* BEGIN EXTRACTED RECORDS *
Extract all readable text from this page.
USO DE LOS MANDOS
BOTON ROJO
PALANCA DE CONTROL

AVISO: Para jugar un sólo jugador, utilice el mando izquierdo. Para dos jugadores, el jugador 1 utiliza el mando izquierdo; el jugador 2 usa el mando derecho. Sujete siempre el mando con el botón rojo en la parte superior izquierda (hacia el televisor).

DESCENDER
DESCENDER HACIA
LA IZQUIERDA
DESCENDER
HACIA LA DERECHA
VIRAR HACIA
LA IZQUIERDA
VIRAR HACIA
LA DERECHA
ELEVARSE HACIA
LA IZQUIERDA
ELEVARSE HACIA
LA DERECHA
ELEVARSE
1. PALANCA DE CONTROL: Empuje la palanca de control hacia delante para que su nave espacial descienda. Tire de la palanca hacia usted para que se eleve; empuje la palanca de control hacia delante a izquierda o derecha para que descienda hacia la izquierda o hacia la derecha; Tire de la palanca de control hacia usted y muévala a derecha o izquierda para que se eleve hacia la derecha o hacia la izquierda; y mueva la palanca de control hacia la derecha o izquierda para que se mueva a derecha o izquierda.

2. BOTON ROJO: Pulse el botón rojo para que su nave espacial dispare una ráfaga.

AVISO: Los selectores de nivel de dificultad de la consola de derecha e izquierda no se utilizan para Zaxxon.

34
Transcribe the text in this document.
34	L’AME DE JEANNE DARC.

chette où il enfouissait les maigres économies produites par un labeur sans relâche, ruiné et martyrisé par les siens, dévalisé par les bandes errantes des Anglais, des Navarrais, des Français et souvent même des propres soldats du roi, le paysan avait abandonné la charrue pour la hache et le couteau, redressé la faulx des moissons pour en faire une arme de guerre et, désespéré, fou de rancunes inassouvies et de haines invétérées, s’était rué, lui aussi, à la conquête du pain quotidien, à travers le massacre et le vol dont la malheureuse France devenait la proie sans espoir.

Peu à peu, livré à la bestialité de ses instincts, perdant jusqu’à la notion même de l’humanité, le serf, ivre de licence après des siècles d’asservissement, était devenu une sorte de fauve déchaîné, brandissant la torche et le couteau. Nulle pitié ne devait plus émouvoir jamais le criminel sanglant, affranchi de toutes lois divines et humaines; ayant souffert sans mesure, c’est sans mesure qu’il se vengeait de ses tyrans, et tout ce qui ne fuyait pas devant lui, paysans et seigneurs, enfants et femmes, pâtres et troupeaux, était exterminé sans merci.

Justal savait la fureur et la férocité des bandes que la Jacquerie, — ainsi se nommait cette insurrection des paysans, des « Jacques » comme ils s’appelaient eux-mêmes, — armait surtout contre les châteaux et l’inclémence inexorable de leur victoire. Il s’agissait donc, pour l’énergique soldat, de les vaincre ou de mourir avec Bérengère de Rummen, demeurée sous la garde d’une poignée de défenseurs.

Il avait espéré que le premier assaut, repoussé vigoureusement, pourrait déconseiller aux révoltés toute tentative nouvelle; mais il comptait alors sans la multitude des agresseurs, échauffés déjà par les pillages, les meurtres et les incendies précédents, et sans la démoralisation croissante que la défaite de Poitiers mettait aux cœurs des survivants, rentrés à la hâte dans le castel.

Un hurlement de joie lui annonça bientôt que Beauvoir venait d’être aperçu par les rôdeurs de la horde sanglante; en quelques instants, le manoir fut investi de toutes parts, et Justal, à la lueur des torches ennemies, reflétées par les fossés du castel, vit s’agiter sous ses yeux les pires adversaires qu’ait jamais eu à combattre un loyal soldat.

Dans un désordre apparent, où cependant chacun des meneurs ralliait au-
* END EXTRACTED RECORDS *
▶ _WHAT TO WORK ON_:
Count every line above that holds the string "bandes" and give the total, nothing more.

▶ _PROBLEM SOLUTION_:
2